Figure content listings
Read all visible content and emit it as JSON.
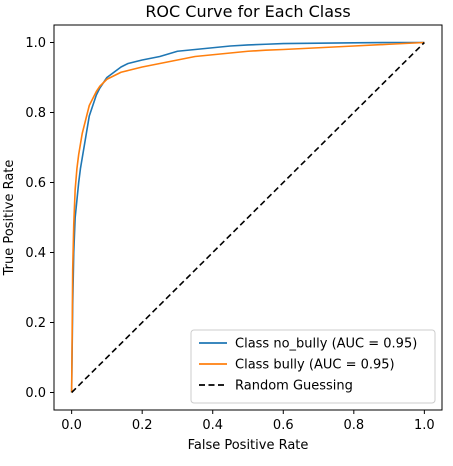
{
  "chart_data": {
    "type": "line",
    "title": "ROC Curve for Each Class",
    "xlabel": "False Positive Rate",
    "ylabel": "True Positive Rate",
    "xlim": [
      -0.05,
      1.05
    ],
    "ylim": [
      -0.05,
      1.05
    ],
    "xticks": [
      "0.0",
      "0.2",
      "0.4",
      "0.6",
      "0.8",
      "1.0"
    ],
    "yticks": [
      "0.0",
      "0.2",
      "0.4",
      "0.6",
      "0.8",
      "1.0"
    ],
    "grid": false,
    "legend_position": "lower-right",
    "series": [
      {
        "name": "Class no_bully (AUC = 0.95)",
        "color": "#1f77b4",
        "style": "solid",
        "x": [
          0.0,
          0.003,
          0.006,
          0.01,
          0.015,
          0.02,
          0.025,
          0.03,
          0.04,
          0.05,
          0.06,
          0.07,
          0.08,
          0.09,
          0.1,
          0.12,
          0.14,
          0.16,
          0.18,
          0.2,
          0.25,
          0.3,
          0.35,
          0.4,
          0.45,
          0.5,
          0.55,
          0.6,
          0.7,
          0.8,
          0.9,
          1.0
        ],
        "y": [
          0.0,
          0.25,
          0.4,
          0.5,
          0.55,
          0.6,
          0.64,
          0.67,
          0.73,
          0.79,
          0.82,
          0.85,
          0.87,
          0.885,
          0.9,
          0.915,
          0.93,
          0.94,
          0.945,
          0.95,
          0.96,
          0.975,
          0.98,
          0.985,
          0.99,
          0.993,
          0.995,
          0.997,
          0.998,
          0.999,
          1.0,
          1.0
        ]
      },
      {
        "name": "Class bully (AUC = 0.95)",
        "color": "#ff7f0e",
        "style": "solid",
        "x": [
          0.0,
          0.003,
          0.006,
          0.01,
          0.015,
          0.02,
          0.025,
          0.03,
          0.04,
          0.05,
          0.06,
          0.07,
          0.08,
          0.09,
          0.1,
          0.12,
          0.14,
          0.16,
          0.18,
          0.2,
          0.25,
          0.3,
          0.35,
          0.4,
          0.45,
          0.5,
          0.55,
          0.6,
          0.7,
          0.8,
          0.9,
          1.0
        ],
        "y": [
          0.0,
          0.35,
          0.48,
          0.58,
          0.64,
          0.68,
          0.71,
          0.74,
          0.78,
          0.82,
          0.84,
          0.86,
          0.875,
          0.885,
          0.895,
          0.905,
          0.915,
          0.92,
          0.925,
          0.93,
          0.94,
          0.95,
          0.96,
          0.965,
          0.97,
          0.975,
          0.978,
          0.98,
          0.985,
          0.99,
          0.995,
          1.0
        ]
      },
      {
        "name": "Random Guessing",
        "color": "#000000",
        "style": "dashed",
        "x": [
          0,
          1
        ],
        "y": [
          0,
          1
        ]
      }
    ]
  }
}
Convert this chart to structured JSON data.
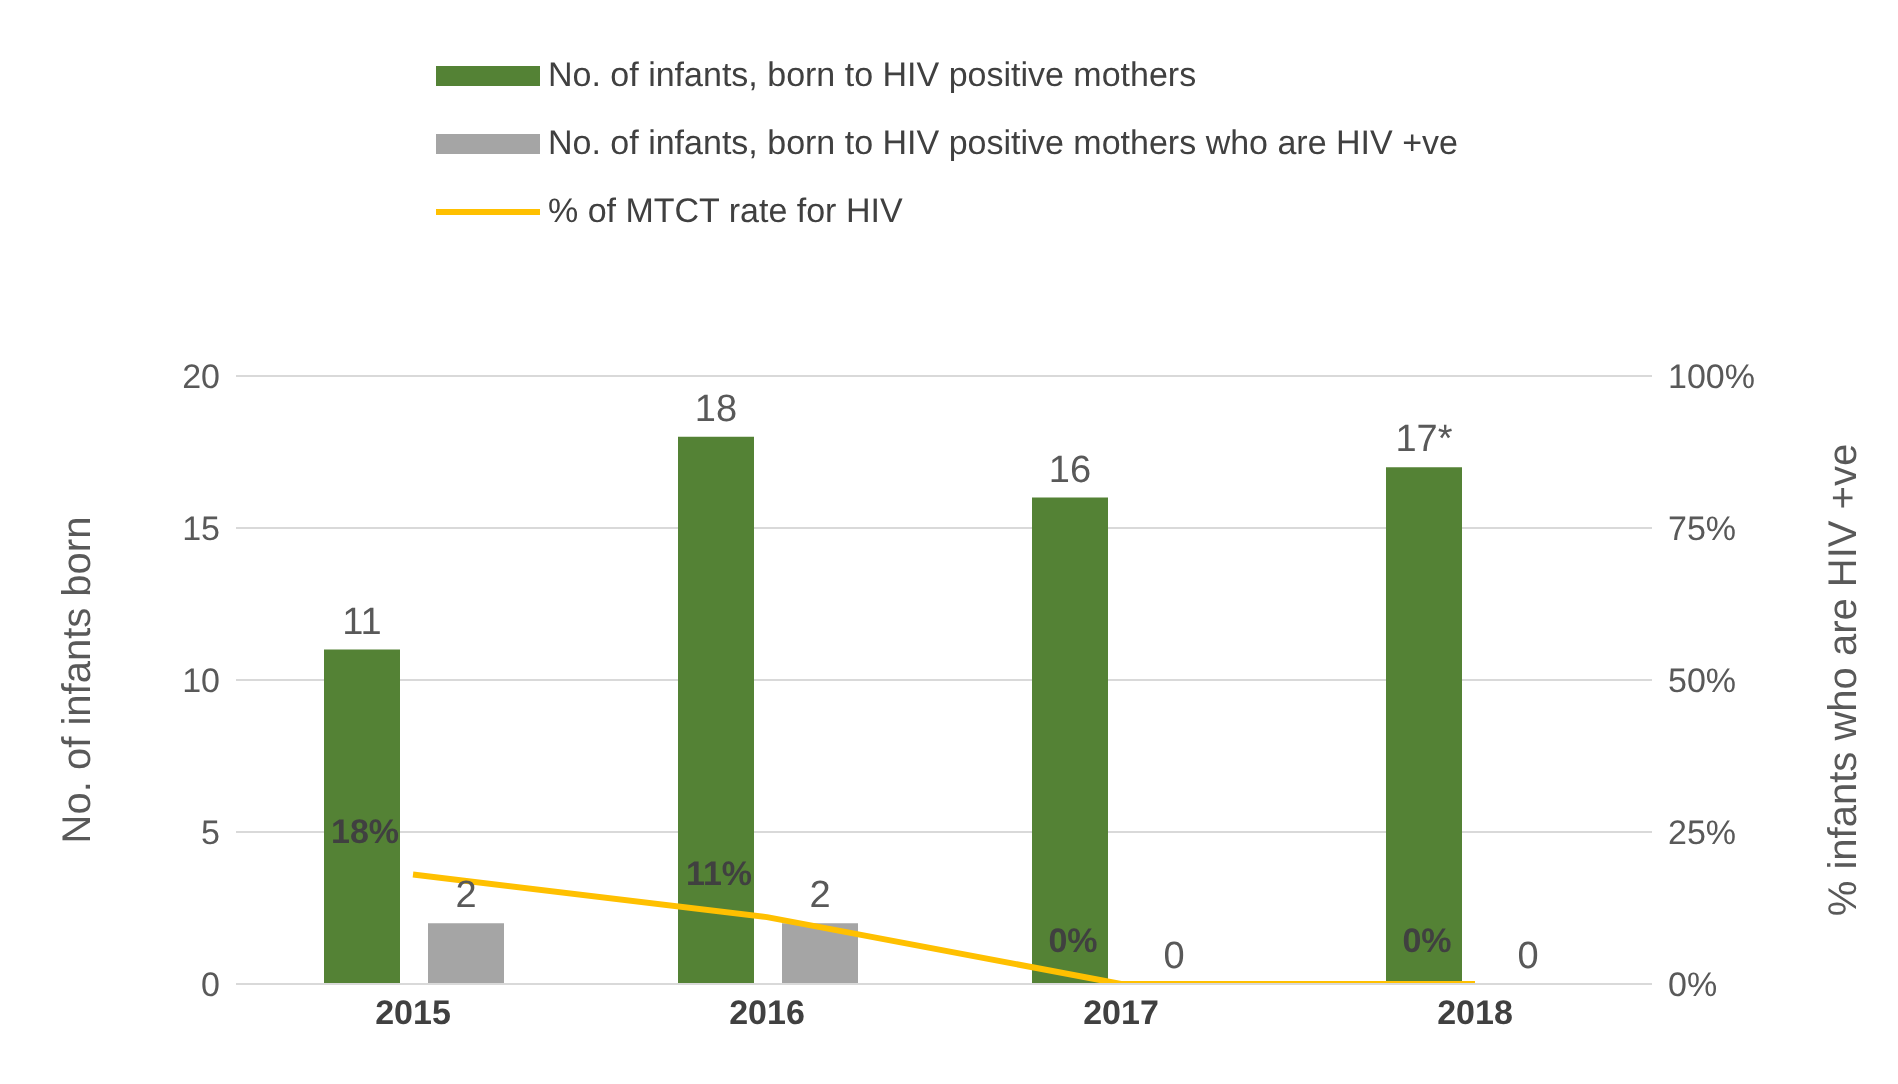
{
  "chart_data": {
    "type": "bar",
    "categories": [
      "2015",
      "2016",
      "2017",
      "2018"
    ],
    "ylabel": "No. of infants born",
    "y2label": "% infants who are HIV +ve",
    "ylim": [
      0,
      20
    ],
    "yticks": [
      0,
      5,
      10,
      15,
      20
    ],
    "y2lim": [
      0,
      100
    ],
    "y2ticks": [
      {
        "value": 0,
        "label": "0%"
      },
      {
        "value": 25,
        "label": "25%"
      },
      {
        "value": 50,
        "label": "50%"
      },
      {
        "value": 75,
        "label": "75%"
      },
      {
        "value": 100,
        "label": "100%"
      }
    ],
    "grid": "y",
    "legend": "top",
    "series": [
      {
        "name": "No. of infants, born to HIV positive mothers",
        "color": "#548235",
        "values": [
          11,
          18,
          16,
          17
        ],
        "value_labels": [
          "11",
          "18",
          "16",
          "17*"
        ]
      },
      {
        "name": "No. of infants, born to HIV positive mothers who are HIV +ve",
        "color": "#a5a5a5",
        "values": [
          2,
          2,
          0,
          0
        ],
        "value_labels": [
          "2",
          "2",
          "0",
          "0"
        ]
      },
      {
        "name": "% of MTCT rate for HIV",
        "type": "line",
        "axis": "y2",
        "color": "#ffc000",
        "values": [
          18,
          11,
          0,
          0
        ],
        "value_labels": [
          "18%",
          "11%",
          "0%",
          "0%"
        ]
      }
    ]
  }
}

» Goal: The data should be printed again unchanged; leave its pictures out.

» Answer to the task:
Read all visible content and emit it as JSON.
{
  "chart_data": {
    "type": "line",
    "title": "ROC Curve for Each Class",
    "xlabel": "False Positive Rate",
    "ylabel": "True Positive Rate",
    "xlim": [
      -0.05,
      1.05
    ],
    "ylim": [
      -0.05,
      1.05
    ],
    "xticks": [
      "0.0",
      "0.2",
      "0.4",
      "0.6",
      "0.8",
      "1.0"
    ],
    "yticks": [
      "0.0",
      "0.2",
      "0.4",
      "0.6",
      "0.8",
      "1.0"
    ],
    "grid": false,
    "legend_position": "lower-right",
    "series": [
      {
        "name": "Class no_bully (AUC = 0.95)",
        "color": "#1f77b4",
        "style": "solid",
        "x": [
          0.0,
          0.003,
          0.006,
          0.01,
          0.015,
          0.02,
          0.025,
          0.03,
          0.04,
          0.05,
          0.06,
          0.07,
          0.08,
          0.09,
          0.1,
          0.12,
          0.14,
          0.16,
          0.18,
          0.2,
          0.25,
          0.3,
          0.35,
          0.4,
          0.45,
          0.5,
          0.55,
          0.6,
          0.7,
          0.8,
          0.9,
          1.0
        ],
        "y": [
          0.0,
          0.25,
          0.4,
          0.5,
          0.55,
          0.6,
          0.64,
          0.67,
          0.73,
          0.79,
          0.82,
          0.85,
          0.87,
          0.885,
          0.9,
          0.915,
          0.93,
          0.94,
          0.945,
          0.95,
          0.96,
          0.975,
          0.98,
          0.985,
          0.99,
          0.993,
          0.995,
          0.997,
          0.998,
          0.999,
          1.0,
          1.0
        ]
      },
      {
        "name": "Class bully (AUC = 0.95)",
        "color": "#ff7f0e",
        "style": "solid",
        "x": [
          0.0,
          0.003,
          0.006,
          0.01,
          0.015,
          0.02,
          0.025,
          0.03,
          0.04,
          0.05,
          0.06,
          0.07,
          0.08,
          0.09,
          0.1,
          0.12,
          0.14,
          0.16,
          0.18,
          0.2,
          0.25,
          0.3,
          0.35,
          0.4,
          0.45,
          0.5,
          0.55,
          0.6,
          0.7,
          0.8,
          0.9,
          1.0
        ],
        "y": [
          0.0,
          0.35,
          0.48,
          0.58,
          0.64,
          0.68,
          0.71,
          0.74,
          0.78,
          0.82,
          0.84,
          0.86,
          0.875,
          0.885,
          0.895,
          0.905,
          0.915,
          0.92,
          0.925,
          0.93,
          0.94,
          0.95,
          0.96,
          0.965,
          0.97,
          0.975,
          0.978,
          0.98,
          0.985,
          0.99,
          0.995,
          1.0
        ]
      },
      {
        "name": "Random Guessing",
        "color": "#000000",
        "style": "dashed",
        "x": [
          0,
          1
        ],
        "y": [
          0,
          1
        ]
      }
    ]
  }
}
Convert this chart to structured JSON data.
{
  "chart_data": {
    "type": "bar",
    "categories": [
      "2015",
      "2016",
      "2017",
      "2018"
    ],
    "ylabel": "No. of infants born",
    "y2label": "% infants who are HIV +ve",
    "ylim": [
      0,
      20
    ],
    "yticks": [
      0,
      5,
      10,
      15,
      20
    ],
    "y2lim": [
      0,
      100
    ],
    "y2ticks": [
      {
        "value": 0,
        "label": "0%"
      },
      {
        "value": 25,
        "label": "25%"
      },
      {
        "value": 50,
        "label": "50%"
      },
      {
        "value": 75,
        "label": "75%"
      },
      {
        "value": 100,
        "label": "100%"
      }
    ],
    "grid": "y",
    "legend": "top",
    "series": [
      {
        "name": "No. of infants, born to HIV positive mothers",
        "color": "#548235",
        "values": [
          11,
          18,
          16,
          17
        ],
        "value_labels": [
          "11",
          "18",
          "16",
          "17*"
        ]
      },
      {
        "name": "No. of infants, born to HIV positive mothers who are HIV +ve",
        "color": "#a5a5a5",
        "values": [
          2,
          2,
          0,
          0
        ],
        "value_labels": [
          "2",
          "2",
          "0",
          "0"
        ]
      },
      {
        "name": "% of MTCT rate for HIV",
        "type": "line",
        "axis": "y2",
        "color": "#ffc000",
        "values": [
          18,
          11,
          0,
          0
        ],
        "value_labels": [
          "18%",
          "11%",
          "0%",
          "0%"
        ]
      }
    ]
  }
}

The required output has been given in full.